REQUIREMENT:
Show every line below where "image" can be found.

Start DATASET ROWS

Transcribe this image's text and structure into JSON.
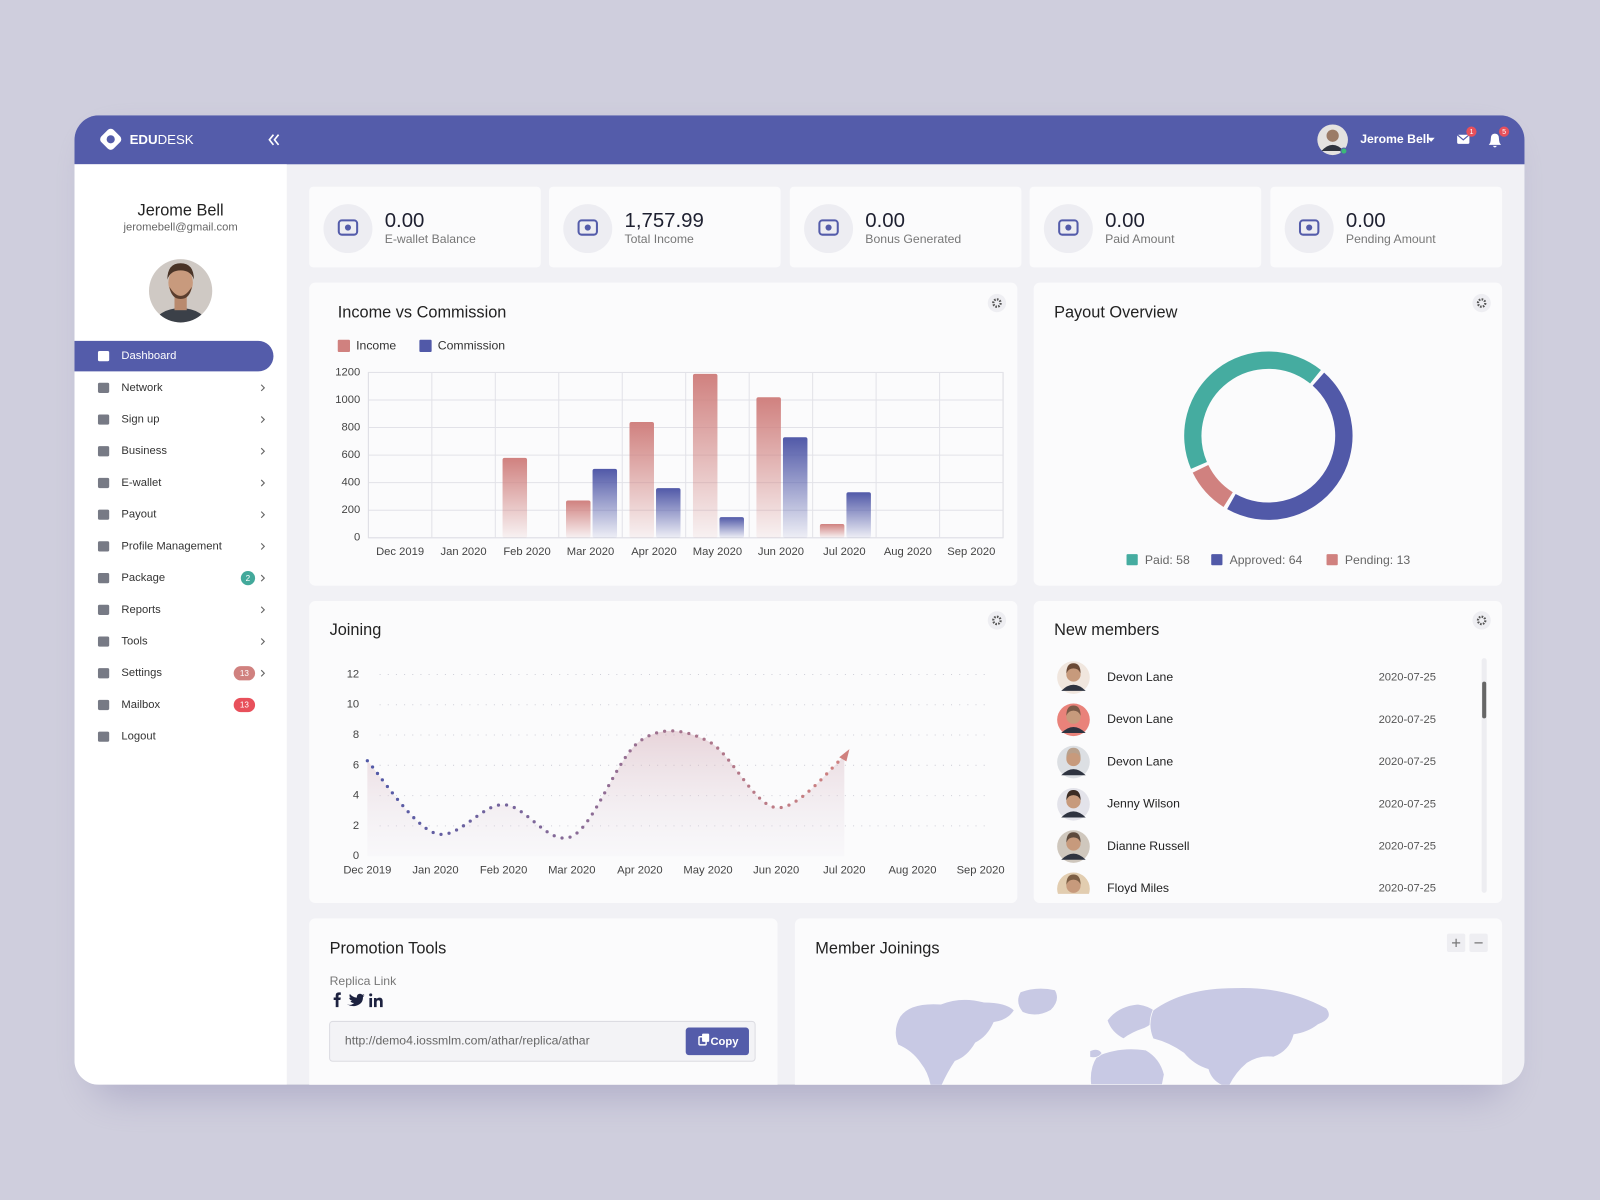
{
  "brand": {
    "bold": "EDU",
    "light": "DESK"
  },
  "topbar": {
    "user": "Jerome Bell",
    "mail_badge": "1",
    "notification_badge": "5"
  },
  "profile": {
    "name": "Jerome Bell",
    "email": "jeromebell@gmail.com"
  },
  "menu": [
    {
      "label": "Dashboard",
      "active": true
    },
    {
      "label": "Network",
      "submenu": true
    },
    {
      "label": "Sign up",
      "submenu": true
    },
    {
      "label": "Business",
      "submenu": true
    },
    {
      "label": "E-wallet",
      "submenu": true
    },
    {
      "label": "Payout",
      "submenu": true
    },
    {
      "label": "Profile Management",
      "submenu": true
    },
    {
      "label": "Package",
      "submenu": true,
      "badge": "2",
      "badge_color": "#43a99b"
    },
    {
      "label": "Reports",
      "submenu": true
    },
    {
      "label": "Tools",
      "submenu": true
    },
    {
      "label": "Settings",
      "submenu": true,
      "badge": "13",
      "badge_color": "#d0817f"
    },
    {
      "label": "Mailbox",
      "badge": "13",
      "badge_color": "#e8505b"
    },
    {
      "label": "Logout"
    }
  ],
  "stats": [
    {
      "value": "0.00",
      "label": "E-wallet Balance"
    },
    {
      "value": "1,757.99",
      "label": "Total Income"
    },
    {
      "value": "0.00",
      "label": "Bonus Generated"
    },
    {
      "value": "0.00",
      "label": "Paid Amount"
    },
    {
      "value": "0.00",
      "label": "Pending Amount"
    }
  ],
  "chart_data": [
    {
      "type": "bar",
      "title": "Income vs Commission",
      "categories": [
        "Dec 2019",
        "Jan 2020",
        "Feb 2020",
        "Mar 2020",
        "Apr 2020",
        "May 2020",
        "Jun 2020",
        "Jul 2020",
        "Aug 2020",
        "Sep 2020"
      ],
      "series": [
        {
          "name": "Income",
          "color": "#d0817f",
          "values": [
            0,
            0,
            580,
            270,
            840,
            1190,
            1020,
            100,
            0,
            0
          ]
        },
        {
          "name": "Commission",
          "color": "#5159a8",
          "values": [
            0,
            0,
            0,
            500,
            360,
            150,
            730,
            330,
            0,
            0
          ]
        }
      ],
      "ylim": [
        0,
        1200
      ],
      "yticks": [
        0,
        200,
        400,
        600,
        800,
        1000,
        1200
      ],
      "grid": true
    },
    {
      "type": "pie",
      "title": "Payout Overview",
      "categories": [
        "Paid: 58",
        "Approved: 64",
        "Pending: 13"
      ],
      "values": [
        58,
        64,
        13
      ],
      "colors": [
        "#45aca0",
        "#5159a8",
        "#d0817f"
      ]
    },
    {
      "type": "line",
      "title": "Joining",
      "categories": [
        "Dec 2019",
        "Jan 2020",
        "Feb 2020",
        "Mar 2020",
        "Apr 2020",
        "May 2020",
        "Jun 2020",
        "Jul 2020",
        "Aug 2020",
        "Sep 2020"
      ],
      "values": [
        6.3,
        1.5,
        3.4,
        1.3,
        7.6,
        7.6,
        3.2,
        6.6,
        null,
        null
      ],
      "color": "#d0817f",
      "ylim": [
        0,
        12
      ],
      "yticks": [
        0,
        2,
        4,
        6,
        8,
        10,
        12
      ],
      "grid": true
    }
  ],
  "new_members": {
    "title": "New members",
    "rows": [
      {
        "name": "Devon Lane",
        "date": "2020-07-25"
      },
      {
        "name": "Devon Lane",
        "date": "2020-07-25"
      },
      {
        "name": "Devon Lane",
        "date": "2020-07-25"
      },
      {
        "name": "Jenny Wilson",
        "date": "2020-07-25"
      },
      {
        "name": "Dianne Russell",
        "date": "2020-07-25"
      },
      {
        "name": "Floyd Miles",
        "date": "2020-07-25"
      }
    ]
  },
  "promotion_tools": {
    "title": "Promotion Tools",
    "label": "Replica Link",
    "url": "http://demo4.iossmlm.com/athar/replica/athar",
    "button": "Copy"
  },
  "member_joinings": {
    "title": "Member Joinings"
  }
}
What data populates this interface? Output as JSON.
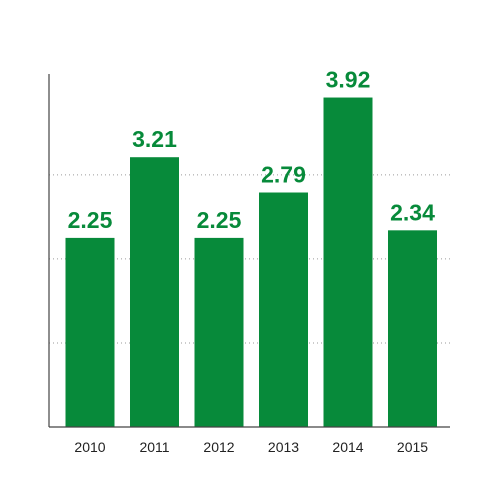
{
  "chart_data": {
    "type": "bar",
    "categories": [
      "2010",
      "2011",
      "2012",
      "2013",
      "2014",
      "2015"
    ],
    "values": [
      2.25,
      3.21,
      2.25,
      2.79,
      3.92,
      2.34
    ],
    "value_labels": [
      "2.25",
      "3.21",
      "2.25",
      "2.79",
      "3.92",
      "2.34"
    ],
    "title": "",
    "xlabel": "",
    "ylabel": "",
    "ylim": [
      0,
      4.2
    ],
    "gridlines": [
      1,
      2,
      3
    ],
    "grid": true,
    "legend": "none",
    "colors": {
      "bar": "#078a3a",
      "value_label": "#078a3a",
      "tick_label": "#222222",
      "grid": "#9a9a9a",
      "axis": "#444444"
    }
  }
}
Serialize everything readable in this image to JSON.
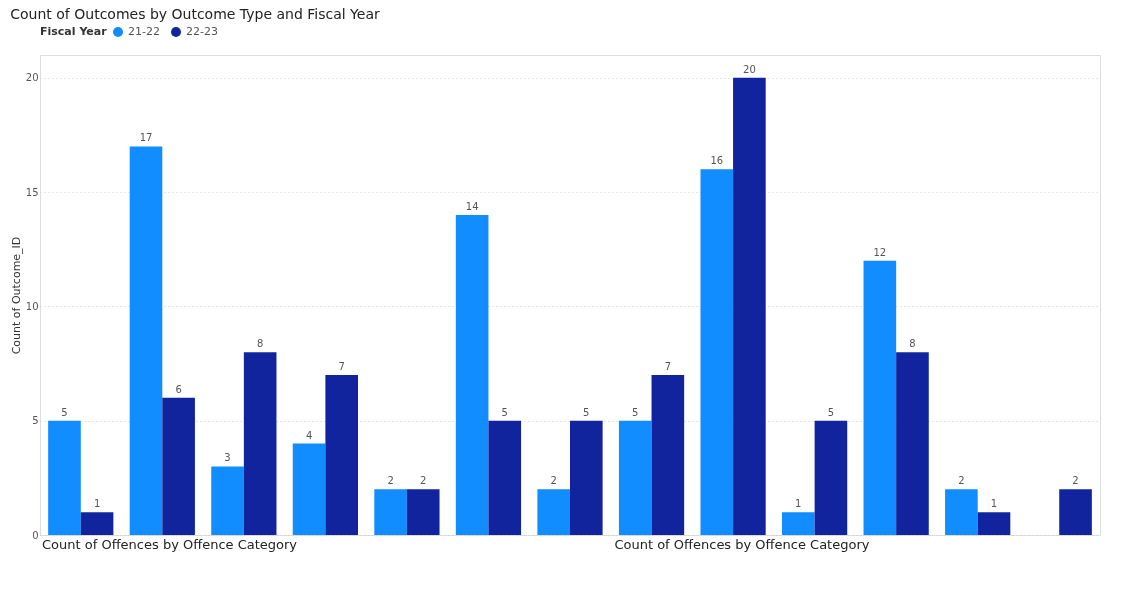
{
  "chart_data": {
    "type": "bar",
    "title": "Count of Outcomes by Outcome Type and Fiscal Year",
    "ylabel": "Count of Outcome_ID",
    "legend_title": "Fiscal Year",
    "legend": "top left",
    "categories": [
      null,
      null,
      null,
      null,
      null,
      null,
      null,
      null,
      null,
      null,
      null,
      null,
      null
    ],
    "series": [
      {
        "name": "21-22",
        "color": "#118dff",
        "values": [
          5,
          17,
          3,
          4,
          2,
          14,
          2,
          5,
          16,
          1,
          12,
          2,
          null
        ]
      },
      {
        "name": "22-23",
        "color": "#12239e",
        "values": [
          1,
          6,
          8,
          7,
          2,
          5,
          5,
          7,
          20,
          5,
          8,
          1,
          2
        ]
      }
    ],
    "ylim": [
      0,
      21
    ],
    "yticks": [
      0,
      5,
      10,
      15,
      20
    ],
    "grid": "y",
    "data_labels": true,
    "tick_labels": "y",
    "annotations": [
      "Count of Offences by Offence Category",
      "Count of Offences by Offence Category"
    ]
  }
}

End DATASET ROWS

EXPECTED OUTPUT:
Transcribe this image's text and structure into JSON.
Serialize everything readable in this image to JSON.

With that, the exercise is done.